TESTO CITATO:
----
La pressione prima del disegnare poi dello scrivere - associata alla sofferenza del non potere assecondare tale pressione se qualche impedimento priva della possibilità - è sempre stata molto forte, ma contrastata da un'altra pressione, quella del far qualcosa subito davanti ad una situazione concreta di sofferenza altrui. Per un insieme di circostanze la mia vita si è riempita dall'infanzia di scelte così. Penso che scrivere si sia fatto strada fra esse nonostante. Sicuramente non invento nulla di nuovo, sono sensazioni già note e descritte da autori molto diversi fra loro. Ad esempio Mishima in Lezioni spirituali per giovani samurai (edizioni Feltrinelli, trad. di L.Origlia) parla della sofferenza terribile del non potersi esprimere per qualche impedimento e Christa Wolf e Joachim Walther in Pini e sabbia del Brandeburgo (Die Dimension des Autors, edizioni e/o a cura di M.T. Mandalari) descrivono molto bene le caratteristiche che ritengono tipiche di chi scrive e la conseguente antica contraddizione fra scrittura e azione di fronte alla sofferenza. E Yourcenar (cito a memoria da Un uomo oscuro) scrive una frase per me giusta e meravigliosa: "L'immenso rumoreggiare della sofferenza del mondo ci ucciderebbe se in un momento qualunque ci attraversasse completamente".
----
DATI MOSTRATI:
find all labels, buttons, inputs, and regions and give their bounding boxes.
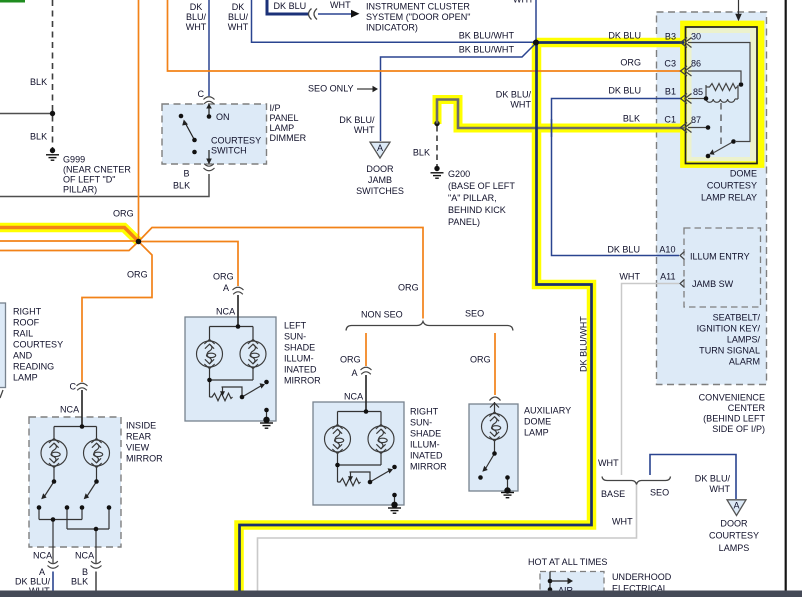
----
ISTRUZIONI DELL'ESERCIZIO: Per ciascuna affermazione stabilisci se concorda con il testo citato, rispondendo sì o no e riportando tra virgolette le parole decisive del testo. (a) Chi scrive il testo sostiene di descrivere sensazioni mai trattate prima da altri autori. (b) La frase di Yourcenar è riportata a memoria. (c) Il libro di Mishima è tradotto da M.T. Mandalari. I dati provengono da un'altra fonte.

RISPOSTA AL COMPITO:
(a) No: "Sicuramente non invento nulla di nuovo, sono sensazioni già note e descritte da autori molto diversi fra loro".
(b) Sì: "cito a memoria da Un uomo oscuro".
(c) No: "trad. di L.Origlia".